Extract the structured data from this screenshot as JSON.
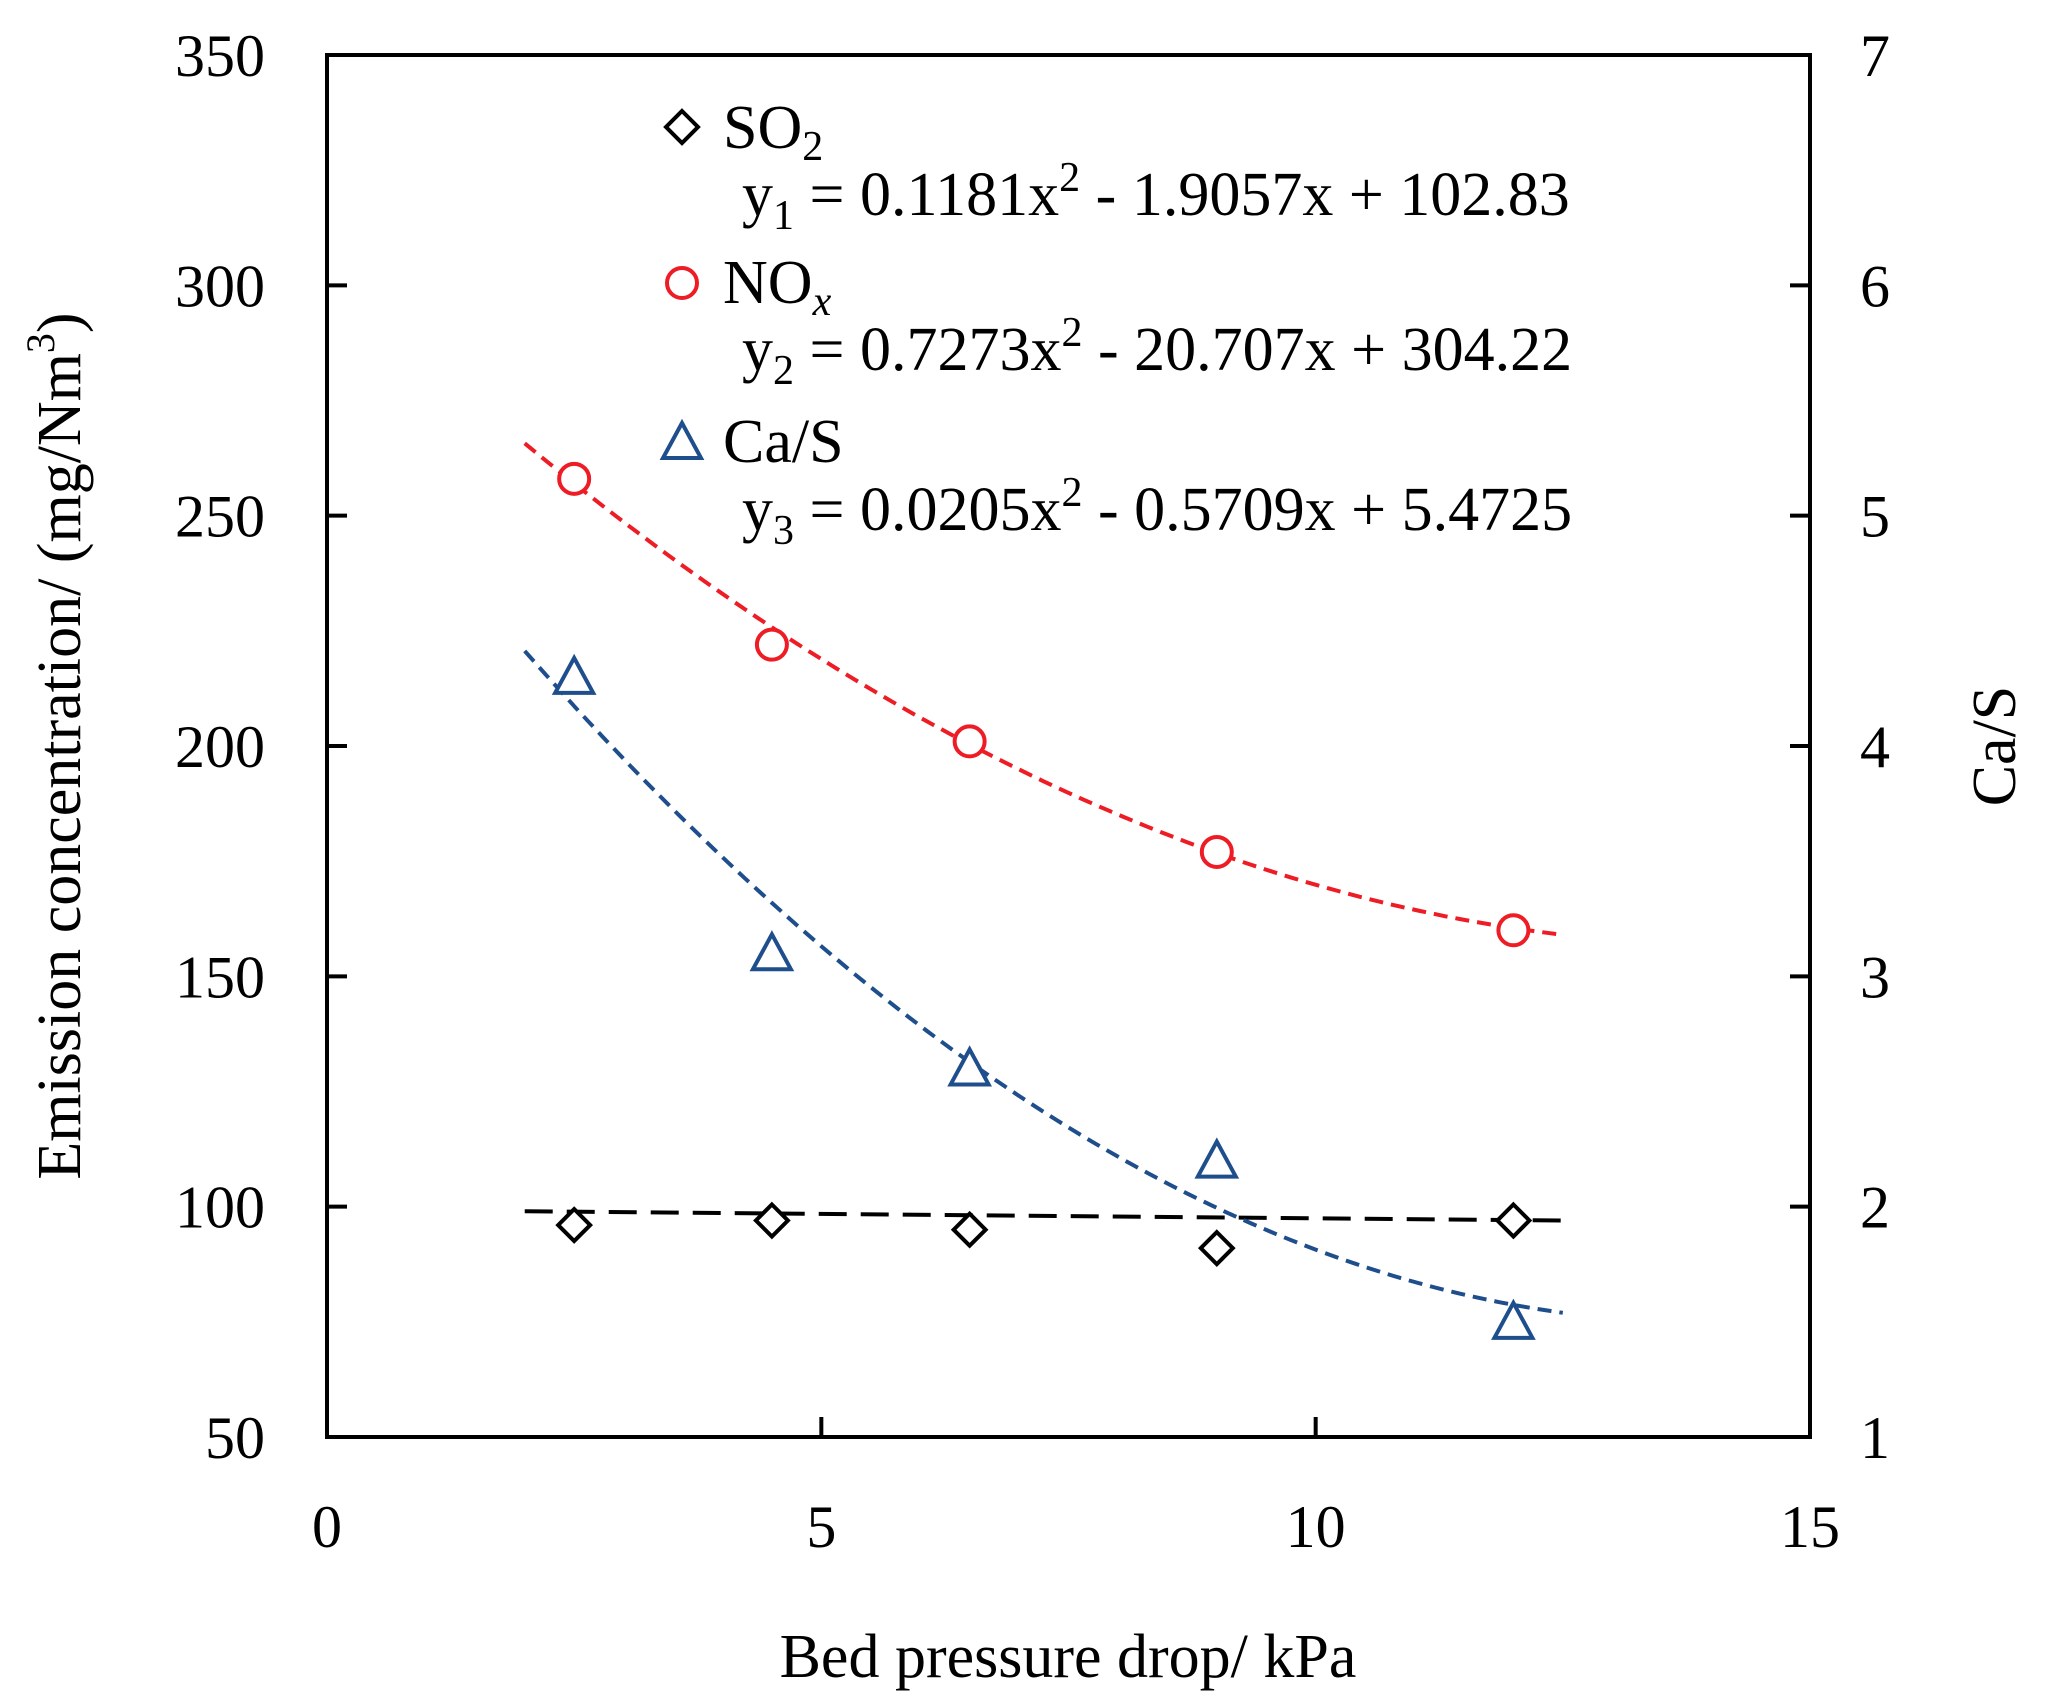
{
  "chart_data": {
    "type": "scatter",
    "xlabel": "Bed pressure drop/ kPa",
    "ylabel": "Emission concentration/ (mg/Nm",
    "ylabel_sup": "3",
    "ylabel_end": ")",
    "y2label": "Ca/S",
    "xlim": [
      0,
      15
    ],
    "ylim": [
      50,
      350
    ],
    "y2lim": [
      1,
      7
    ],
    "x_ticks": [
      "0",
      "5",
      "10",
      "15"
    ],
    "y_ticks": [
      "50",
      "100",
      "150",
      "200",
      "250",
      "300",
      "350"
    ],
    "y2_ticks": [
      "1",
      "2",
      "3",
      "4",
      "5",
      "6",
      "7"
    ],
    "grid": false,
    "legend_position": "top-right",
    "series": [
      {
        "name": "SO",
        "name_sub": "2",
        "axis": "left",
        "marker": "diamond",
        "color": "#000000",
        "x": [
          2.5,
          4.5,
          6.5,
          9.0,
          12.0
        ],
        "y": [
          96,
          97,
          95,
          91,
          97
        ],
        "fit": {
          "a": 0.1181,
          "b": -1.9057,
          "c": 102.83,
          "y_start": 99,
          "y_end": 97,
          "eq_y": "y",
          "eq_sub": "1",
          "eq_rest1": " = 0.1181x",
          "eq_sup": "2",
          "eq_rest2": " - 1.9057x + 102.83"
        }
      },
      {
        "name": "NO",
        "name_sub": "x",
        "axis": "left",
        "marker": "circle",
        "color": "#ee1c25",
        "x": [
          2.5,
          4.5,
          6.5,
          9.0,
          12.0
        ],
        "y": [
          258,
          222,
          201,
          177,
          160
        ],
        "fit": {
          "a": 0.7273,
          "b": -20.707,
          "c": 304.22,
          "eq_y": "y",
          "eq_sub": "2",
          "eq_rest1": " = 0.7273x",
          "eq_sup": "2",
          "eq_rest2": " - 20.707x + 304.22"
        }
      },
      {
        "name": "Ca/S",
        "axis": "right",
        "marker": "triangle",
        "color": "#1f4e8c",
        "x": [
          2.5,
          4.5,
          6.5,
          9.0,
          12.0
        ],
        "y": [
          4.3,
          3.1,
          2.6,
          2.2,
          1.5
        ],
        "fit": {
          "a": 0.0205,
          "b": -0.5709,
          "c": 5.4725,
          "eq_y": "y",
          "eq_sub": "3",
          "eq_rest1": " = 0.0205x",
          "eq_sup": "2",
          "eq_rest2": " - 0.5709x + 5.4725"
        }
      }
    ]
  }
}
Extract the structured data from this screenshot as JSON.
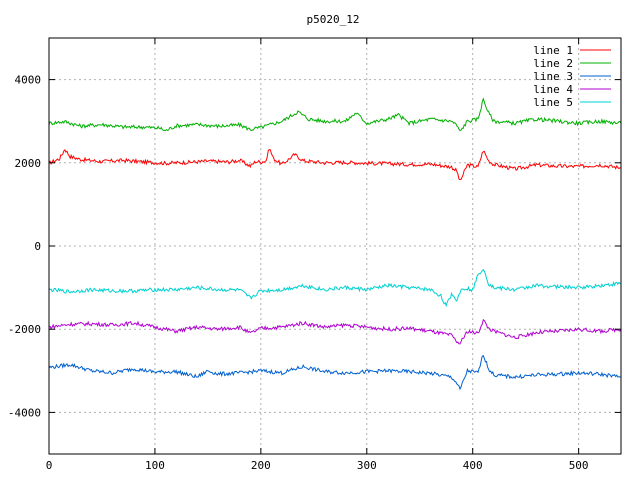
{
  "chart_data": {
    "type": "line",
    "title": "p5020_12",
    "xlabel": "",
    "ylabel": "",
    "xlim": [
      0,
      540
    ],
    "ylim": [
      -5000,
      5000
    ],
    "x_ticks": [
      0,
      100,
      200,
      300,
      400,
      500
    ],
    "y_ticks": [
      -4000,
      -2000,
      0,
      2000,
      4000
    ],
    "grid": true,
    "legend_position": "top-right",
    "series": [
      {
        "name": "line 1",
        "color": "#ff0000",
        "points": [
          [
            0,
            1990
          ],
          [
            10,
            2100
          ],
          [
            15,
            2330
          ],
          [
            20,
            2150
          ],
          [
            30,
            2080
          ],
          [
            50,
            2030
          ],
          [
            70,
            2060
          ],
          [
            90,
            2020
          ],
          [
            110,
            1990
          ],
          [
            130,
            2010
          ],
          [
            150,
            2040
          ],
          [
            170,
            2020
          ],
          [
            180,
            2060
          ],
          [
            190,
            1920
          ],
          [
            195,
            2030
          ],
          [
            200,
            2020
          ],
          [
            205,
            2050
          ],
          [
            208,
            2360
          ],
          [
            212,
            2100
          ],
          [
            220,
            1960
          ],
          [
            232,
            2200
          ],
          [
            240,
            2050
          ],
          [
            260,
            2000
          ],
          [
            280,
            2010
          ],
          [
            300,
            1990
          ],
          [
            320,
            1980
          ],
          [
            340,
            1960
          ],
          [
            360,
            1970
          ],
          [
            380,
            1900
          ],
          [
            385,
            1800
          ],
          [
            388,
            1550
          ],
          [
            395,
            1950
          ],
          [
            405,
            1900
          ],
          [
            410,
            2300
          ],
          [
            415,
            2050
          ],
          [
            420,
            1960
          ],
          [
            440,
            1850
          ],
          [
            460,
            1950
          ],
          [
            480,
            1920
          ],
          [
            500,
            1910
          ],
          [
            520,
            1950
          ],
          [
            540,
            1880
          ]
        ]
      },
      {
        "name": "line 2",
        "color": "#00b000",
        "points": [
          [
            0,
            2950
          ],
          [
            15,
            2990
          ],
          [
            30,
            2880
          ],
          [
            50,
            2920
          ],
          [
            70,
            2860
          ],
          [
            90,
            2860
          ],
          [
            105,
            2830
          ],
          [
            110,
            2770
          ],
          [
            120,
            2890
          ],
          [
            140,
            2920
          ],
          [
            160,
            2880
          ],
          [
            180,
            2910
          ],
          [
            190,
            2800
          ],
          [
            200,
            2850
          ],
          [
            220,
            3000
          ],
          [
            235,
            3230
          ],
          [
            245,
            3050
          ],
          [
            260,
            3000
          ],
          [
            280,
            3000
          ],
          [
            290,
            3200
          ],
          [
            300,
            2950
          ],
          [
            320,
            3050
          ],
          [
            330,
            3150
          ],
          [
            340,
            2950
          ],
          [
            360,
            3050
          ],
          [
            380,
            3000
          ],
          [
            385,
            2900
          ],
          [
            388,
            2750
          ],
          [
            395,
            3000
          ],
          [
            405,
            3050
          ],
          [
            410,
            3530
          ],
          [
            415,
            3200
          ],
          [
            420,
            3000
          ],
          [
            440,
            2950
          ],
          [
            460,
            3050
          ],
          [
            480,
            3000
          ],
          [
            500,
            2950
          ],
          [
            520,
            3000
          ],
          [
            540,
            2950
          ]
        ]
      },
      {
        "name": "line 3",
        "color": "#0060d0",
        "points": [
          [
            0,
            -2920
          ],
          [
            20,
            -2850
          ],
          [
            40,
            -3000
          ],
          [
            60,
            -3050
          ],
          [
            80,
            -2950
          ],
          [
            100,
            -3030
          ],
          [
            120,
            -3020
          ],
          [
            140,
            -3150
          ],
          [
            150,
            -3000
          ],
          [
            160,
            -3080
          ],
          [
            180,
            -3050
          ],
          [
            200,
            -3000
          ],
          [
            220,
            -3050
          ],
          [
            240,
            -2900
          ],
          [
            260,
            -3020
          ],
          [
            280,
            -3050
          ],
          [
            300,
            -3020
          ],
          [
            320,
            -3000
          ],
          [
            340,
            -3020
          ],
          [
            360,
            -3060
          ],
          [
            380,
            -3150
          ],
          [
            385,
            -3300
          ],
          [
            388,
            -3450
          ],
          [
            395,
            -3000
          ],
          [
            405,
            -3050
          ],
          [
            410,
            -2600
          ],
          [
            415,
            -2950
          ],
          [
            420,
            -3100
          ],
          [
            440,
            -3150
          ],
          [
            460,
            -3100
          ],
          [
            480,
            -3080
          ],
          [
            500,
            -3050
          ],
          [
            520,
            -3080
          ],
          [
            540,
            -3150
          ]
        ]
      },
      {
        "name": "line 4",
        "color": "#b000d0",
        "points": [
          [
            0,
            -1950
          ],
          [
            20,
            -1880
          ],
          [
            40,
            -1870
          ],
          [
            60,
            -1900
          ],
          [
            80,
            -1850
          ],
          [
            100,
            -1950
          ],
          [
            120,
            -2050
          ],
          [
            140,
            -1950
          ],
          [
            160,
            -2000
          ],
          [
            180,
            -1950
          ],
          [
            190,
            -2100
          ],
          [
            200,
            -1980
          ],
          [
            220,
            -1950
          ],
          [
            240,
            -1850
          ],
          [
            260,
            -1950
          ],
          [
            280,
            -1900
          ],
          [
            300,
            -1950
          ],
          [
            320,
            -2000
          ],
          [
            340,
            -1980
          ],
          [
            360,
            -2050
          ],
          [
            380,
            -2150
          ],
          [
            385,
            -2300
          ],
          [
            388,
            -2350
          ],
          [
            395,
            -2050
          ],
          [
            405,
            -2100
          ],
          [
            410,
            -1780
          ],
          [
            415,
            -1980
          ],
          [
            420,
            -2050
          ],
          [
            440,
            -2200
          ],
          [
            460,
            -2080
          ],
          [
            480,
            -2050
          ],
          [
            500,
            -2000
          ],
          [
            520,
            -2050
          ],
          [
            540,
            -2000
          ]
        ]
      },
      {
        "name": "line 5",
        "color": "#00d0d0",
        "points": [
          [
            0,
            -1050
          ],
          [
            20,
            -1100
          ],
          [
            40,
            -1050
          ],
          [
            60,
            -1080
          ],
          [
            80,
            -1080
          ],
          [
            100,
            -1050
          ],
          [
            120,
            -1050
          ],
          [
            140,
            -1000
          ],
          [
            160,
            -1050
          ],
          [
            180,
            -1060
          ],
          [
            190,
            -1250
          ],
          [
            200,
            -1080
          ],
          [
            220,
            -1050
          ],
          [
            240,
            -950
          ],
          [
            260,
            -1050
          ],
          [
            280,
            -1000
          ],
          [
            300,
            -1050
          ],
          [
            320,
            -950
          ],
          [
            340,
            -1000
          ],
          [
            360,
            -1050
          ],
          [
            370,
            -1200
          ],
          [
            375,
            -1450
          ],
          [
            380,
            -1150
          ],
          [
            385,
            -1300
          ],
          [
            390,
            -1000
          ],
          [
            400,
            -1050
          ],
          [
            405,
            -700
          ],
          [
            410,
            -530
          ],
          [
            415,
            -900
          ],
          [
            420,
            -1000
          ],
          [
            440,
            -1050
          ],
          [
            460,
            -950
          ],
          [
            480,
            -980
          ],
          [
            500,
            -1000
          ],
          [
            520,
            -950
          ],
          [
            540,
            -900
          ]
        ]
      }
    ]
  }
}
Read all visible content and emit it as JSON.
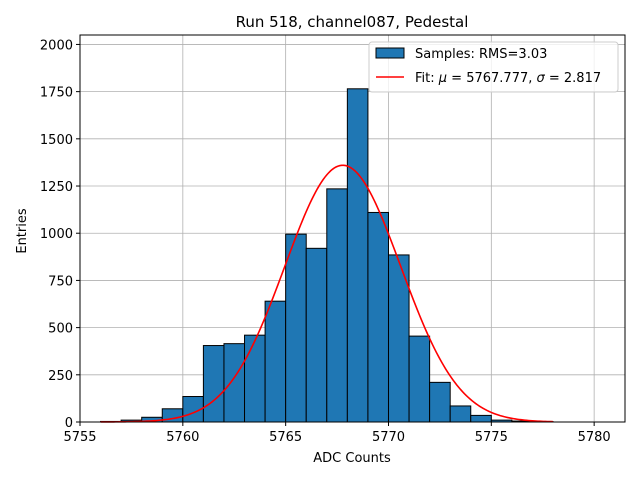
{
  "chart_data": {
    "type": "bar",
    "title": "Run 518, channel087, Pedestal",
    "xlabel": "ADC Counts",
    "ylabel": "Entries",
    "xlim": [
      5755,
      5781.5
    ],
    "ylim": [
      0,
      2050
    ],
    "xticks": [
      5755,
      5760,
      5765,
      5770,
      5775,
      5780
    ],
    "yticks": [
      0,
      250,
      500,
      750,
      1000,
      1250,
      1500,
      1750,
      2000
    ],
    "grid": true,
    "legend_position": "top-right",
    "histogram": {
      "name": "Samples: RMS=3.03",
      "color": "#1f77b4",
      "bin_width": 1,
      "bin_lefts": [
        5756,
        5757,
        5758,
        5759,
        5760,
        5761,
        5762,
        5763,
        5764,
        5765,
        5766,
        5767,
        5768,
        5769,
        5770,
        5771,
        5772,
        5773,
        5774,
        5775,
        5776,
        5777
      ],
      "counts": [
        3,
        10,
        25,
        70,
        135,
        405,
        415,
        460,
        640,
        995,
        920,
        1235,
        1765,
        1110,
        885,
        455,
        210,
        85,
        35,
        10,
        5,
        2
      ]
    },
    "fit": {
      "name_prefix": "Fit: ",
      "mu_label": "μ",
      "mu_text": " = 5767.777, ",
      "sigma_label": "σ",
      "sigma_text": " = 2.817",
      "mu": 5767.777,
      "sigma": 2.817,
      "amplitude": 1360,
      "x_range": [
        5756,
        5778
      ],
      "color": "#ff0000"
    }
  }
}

• **Exercise details**
Using the records above, find and show each line with the string "title".

• **The solution**
    "title": "p5020_12",
    "title": "Run 518, channel087, Pedestal",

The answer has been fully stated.